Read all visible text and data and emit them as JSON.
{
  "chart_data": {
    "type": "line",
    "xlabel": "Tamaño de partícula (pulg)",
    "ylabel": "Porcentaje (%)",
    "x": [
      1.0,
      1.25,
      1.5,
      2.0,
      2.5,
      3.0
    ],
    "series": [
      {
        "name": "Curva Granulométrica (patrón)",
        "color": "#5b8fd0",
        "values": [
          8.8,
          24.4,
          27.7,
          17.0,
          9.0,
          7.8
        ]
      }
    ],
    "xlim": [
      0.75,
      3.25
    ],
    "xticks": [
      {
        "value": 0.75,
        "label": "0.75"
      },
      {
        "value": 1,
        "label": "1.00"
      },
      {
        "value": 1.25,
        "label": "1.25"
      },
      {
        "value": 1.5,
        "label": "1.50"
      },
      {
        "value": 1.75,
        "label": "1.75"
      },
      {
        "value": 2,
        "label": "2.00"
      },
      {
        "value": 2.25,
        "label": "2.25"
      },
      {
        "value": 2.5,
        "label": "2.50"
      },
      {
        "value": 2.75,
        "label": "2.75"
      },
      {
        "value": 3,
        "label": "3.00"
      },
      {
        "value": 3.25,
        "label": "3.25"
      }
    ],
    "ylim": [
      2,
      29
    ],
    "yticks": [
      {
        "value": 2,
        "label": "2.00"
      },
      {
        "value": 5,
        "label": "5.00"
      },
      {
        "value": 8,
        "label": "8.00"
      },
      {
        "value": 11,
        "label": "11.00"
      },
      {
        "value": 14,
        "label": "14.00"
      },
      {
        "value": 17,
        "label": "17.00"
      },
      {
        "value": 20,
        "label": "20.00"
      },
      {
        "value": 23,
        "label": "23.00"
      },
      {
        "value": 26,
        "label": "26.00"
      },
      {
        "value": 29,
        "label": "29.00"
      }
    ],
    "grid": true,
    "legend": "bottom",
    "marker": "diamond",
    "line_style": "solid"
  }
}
+---+
> [What the task asks]: The records above should be restated word for word, please.

> [Answer in full]:
Read all visible text and data and emit them as JSON.
{
  "chart_data": {
    "type": "line",
    "xlabel": "Tamaño de partícula (pulg)",
    "ylabel": "Porcentaje (%)",
    "x": [
      1.0,
      1.25,
      1.5,
      2.0,
      2.5,
      3.0
    ],
    "series": [
      {
        "name": "Curva Granulométrica (patrón)",
        "color": "#5b8fd0",
        "values": [
          8.8,
          24.4,
          27.7,
          17.0,
          9.0,
          7.8
        ]
      }
    ],
    "xlim": [
      0.75,
      3.25
    ],
    "xticks": [
      {
        "value": 0.75,
        "label": "0.75"
      },
      {
        "value": 1,
        "label": "1.00"
      },
      {
        "value": 1.25,
        "label": "1.25"
      },
      {
        "value": 1.5,
        "label": "1.50"
      },
      {
        "value": 1.75,
        "label": "1.75"
      },
      {
        "value": 2,
        "label": "2.00"
      },
      {
        "value": 2.25,
        "label": "2.25"
      },
      {
        "value": 2.5,
        "label": "2.50"
      },
      {
        "value": 2.75,
        "label": "2.75"
      },
      {
        "value": 3,
        "label": "3.00"
      },
      {
        "value": 3.25,
        "label": "3.25"
      }
    ],
    "ylim": [
      2,
      29
    ],
    "yticks": [
      {
        "value": 2,
        "label": "2.00"
      },
      {
        "value": 5,
        "label": "5.00"
      },
      {
        "value": 8,
        "label": "8.00"
      },
      {
        "value": 11,
        "label": "11.00"
      },
      {
        "value": 14,
        "label": "14.00"
      },
      {
        "value": 17,
        "label": "17.00"
      },
      {
        "value": 20,
        "label": "20.00"
      },
      {
        "value": 23,
        "label": "23.00"
      },
      {
        "value": 26,
        "label": "26.00"
      },
      {
        "value": 29,
        "label": "29.00"
      }
    ],
    "grid": true,
    "legend": "bottom",
    "marker": "diamond",
    "line_style": "solid"
  }
}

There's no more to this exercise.